## begin
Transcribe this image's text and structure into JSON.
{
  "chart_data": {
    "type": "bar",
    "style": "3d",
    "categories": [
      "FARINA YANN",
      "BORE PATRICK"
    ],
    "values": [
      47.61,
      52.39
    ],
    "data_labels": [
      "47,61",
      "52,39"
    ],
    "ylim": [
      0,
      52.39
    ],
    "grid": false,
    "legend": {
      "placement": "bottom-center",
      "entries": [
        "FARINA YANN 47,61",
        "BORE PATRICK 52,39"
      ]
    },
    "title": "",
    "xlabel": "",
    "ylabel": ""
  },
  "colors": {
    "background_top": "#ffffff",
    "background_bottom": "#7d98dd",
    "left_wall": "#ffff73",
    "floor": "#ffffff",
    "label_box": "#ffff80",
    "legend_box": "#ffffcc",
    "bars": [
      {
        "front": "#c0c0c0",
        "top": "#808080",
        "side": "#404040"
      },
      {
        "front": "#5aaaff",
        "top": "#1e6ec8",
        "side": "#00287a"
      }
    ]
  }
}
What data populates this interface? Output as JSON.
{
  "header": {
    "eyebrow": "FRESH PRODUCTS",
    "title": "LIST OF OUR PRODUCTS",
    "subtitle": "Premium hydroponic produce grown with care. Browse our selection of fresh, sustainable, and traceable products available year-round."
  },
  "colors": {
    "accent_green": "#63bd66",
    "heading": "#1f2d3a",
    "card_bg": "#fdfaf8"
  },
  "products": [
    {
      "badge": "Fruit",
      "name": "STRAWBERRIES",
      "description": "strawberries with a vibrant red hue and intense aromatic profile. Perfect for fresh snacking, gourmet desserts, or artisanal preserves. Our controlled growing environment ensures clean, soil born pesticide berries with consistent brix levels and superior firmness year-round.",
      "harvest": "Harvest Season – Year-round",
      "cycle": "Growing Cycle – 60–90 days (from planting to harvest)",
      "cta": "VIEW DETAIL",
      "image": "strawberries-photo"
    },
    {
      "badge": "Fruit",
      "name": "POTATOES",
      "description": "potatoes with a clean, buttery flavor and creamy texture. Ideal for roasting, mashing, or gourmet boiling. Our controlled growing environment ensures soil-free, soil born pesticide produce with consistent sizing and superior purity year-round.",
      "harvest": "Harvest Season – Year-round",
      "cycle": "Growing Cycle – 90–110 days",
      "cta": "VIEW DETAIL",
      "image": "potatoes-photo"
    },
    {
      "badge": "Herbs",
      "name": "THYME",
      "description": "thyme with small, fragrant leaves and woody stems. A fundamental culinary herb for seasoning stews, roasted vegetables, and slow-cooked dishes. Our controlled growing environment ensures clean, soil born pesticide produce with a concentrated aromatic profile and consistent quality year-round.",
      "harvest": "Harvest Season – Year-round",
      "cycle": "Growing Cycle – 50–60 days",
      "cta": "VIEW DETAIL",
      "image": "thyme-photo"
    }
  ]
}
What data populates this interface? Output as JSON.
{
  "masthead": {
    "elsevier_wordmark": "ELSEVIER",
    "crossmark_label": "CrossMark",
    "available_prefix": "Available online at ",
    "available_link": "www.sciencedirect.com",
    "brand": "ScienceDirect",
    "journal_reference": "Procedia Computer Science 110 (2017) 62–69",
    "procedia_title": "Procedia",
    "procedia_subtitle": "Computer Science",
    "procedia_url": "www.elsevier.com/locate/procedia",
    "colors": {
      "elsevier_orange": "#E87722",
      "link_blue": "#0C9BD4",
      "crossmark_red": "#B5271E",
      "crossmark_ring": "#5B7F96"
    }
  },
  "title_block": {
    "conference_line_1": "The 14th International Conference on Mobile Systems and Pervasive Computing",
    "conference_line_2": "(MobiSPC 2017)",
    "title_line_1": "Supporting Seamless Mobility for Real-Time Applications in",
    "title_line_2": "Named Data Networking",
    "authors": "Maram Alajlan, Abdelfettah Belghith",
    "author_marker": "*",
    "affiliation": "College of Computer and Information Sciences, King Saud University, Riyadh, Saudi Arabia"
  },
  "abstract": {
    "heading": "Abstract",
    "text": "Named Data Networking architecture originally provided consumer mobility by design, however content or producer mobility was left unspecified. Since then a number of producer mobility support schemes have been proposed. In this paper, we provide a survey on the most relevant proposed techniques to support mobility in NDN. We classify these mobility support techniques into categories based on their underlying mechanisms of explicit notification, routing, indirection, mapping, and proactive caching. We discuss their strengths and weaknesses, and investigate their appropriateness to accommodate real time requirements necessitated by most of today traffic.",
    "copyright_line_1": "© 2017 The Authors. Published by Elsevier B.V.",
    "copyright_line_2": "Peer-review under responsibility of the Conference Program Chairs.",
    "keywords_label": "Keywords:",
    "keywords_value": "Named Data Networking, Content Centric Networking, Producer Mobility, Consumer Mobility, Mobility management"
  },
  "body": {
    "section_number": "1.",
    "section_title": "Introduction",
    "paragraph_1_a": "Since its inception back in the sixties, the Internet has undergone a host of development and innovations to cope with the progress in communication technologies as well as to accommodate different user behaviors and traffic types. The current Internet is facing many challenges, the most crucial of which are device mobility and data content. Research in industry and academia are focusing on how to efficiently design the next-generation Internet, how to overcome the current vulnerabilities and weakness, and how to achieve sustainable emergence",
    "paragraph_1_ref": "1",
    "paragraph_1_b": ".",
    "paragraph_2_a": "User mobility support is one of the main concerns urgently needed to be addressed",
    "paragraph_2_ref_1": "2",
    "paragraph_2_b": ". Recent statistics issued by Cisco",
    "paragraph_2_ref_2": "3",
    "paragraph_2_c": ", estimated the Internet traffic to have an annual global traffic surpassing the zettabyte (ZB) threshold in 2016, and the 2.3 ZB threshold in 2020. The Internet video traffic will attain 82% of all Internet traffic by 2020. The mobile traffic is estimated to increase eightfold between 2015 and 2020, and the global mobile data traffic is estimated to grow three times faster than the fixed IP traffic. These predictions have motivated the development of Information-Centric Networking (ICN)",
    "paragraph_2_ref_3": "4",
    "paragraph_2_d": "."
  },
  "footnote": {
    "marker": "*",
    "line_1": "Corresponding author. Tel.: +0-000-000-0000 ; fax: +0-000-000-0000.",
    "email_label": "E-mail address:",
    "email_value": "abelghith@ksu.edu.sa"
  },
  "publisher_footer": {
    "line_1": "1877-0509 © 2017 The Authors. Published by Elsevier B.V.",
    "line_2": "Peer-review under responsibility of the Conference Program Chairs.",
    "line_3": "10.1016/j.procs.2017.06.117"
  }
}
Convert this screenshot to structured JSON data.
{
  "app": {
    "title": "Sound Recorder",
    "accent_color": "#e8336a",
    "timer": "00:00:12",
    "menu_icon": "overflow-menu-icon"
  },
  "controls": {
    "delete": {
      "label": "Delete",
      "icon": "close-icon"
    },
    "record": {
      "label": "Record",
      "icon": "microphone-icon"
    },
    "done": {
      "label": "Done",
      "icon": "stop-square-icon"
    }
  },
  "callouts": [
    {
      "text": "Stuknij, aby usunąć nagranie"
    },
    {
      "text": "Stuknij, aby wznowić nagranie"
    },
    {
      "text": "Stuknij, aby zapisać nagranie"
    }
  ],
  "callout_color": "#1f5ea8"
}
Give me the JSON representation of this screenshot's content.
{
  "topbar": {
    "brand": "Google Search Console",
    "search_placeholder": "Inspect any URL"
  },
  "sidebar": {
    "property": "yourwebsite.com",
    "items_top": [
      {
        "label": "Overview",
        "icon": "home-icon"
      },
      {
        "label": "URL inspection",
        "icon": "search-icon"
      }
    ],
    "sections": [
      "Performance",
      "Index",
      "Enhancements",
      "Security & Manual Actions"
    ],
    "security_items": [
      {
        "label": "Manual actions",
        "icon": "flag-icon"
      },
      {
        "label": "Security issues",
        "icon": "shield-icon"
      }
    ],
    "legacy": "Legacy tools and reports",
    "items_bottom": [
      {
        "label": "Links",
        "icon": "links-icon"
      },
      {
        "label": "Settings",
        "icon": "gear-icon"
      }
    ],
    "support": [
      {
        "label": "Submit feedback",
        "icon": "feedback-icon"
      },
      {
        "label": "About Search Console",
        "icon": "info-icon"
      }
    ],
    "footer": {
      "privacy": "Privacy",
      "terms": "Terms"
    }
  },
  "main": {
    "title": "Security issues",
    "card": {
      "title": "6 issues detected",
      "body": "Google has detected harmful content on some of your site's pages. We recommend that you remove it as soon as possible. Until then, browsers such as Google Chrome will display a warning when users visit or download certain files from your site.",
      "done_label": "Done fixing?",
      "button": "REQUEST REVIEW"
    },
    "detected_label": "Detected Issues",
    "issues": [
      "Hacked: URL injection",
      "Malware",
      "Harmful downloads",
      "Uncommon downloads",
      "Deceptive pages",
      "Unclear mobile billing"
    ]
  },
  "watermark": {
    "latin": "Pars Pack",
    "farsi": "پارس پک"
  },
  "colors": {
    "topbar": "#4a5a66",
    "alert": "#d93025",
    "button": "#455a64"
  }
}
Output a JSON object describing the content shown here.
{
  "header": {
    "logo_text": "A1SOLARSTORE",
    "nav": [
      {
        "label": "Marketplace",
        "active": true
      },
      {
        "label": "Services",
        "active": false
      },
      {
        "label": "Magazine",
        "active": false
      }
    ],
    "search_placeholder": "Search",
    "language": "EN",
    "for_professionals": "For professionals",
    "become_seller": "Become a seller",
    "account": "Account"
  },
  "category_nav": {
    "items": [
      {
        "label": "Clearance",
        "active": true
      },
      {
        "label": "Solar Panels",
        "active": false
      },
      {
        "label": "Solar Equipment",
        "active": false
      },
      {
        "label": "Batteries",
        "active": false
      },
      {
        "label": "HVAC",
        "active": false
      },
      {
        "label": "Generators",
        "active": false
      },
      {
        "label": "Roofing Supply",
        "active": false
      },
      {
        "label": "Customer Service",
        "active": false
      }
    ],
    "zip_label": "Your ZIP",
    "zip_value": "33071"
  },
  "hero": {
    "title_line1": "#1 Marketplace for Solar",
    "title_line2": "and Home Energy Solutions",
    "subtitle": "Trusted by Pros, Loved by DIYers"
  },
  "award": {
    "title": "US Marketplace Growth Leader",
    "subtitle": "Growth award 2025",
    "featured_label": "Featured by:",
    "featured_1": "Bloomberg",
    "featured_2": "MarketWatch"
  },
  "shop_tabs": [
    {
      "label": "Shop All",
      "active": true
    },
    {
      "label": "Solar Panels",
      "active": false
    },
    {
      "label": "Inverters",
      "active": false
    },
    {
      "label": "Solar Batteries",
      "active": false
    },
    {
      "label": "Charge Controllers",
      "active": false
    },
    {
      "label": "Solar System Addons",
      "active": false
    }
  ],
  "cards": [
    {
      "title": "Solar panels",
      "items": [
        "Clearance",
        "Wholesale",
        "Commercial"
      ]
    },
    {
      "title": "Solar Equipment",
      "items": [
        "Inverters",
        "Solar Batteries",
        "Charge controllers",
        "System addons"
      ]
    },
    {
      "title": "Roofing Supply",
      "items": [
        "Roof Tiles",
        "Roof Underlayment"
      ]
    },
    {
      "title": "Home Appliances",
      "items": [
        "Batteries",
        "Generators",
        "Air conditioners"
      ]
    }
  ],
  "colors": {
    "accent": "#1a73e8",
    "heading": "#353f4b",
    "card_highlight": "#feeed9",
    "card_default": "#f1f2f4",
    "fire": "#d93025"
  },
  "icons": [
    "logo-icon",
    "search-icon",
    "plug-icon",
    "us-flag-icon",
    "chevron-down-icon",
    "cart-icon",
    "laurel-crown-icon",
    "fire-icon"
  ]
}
## end
▶ **Written task**: Copy every line of the material in which the word "Published" occurs.

▶ **Response to this task**:
    "copyright_line_1": "© 2017 The Authors. Published by Elsevier B.V.",
    "line_1": "1877-0509 © 2017 The Authors. Published by Elsevier B.V.",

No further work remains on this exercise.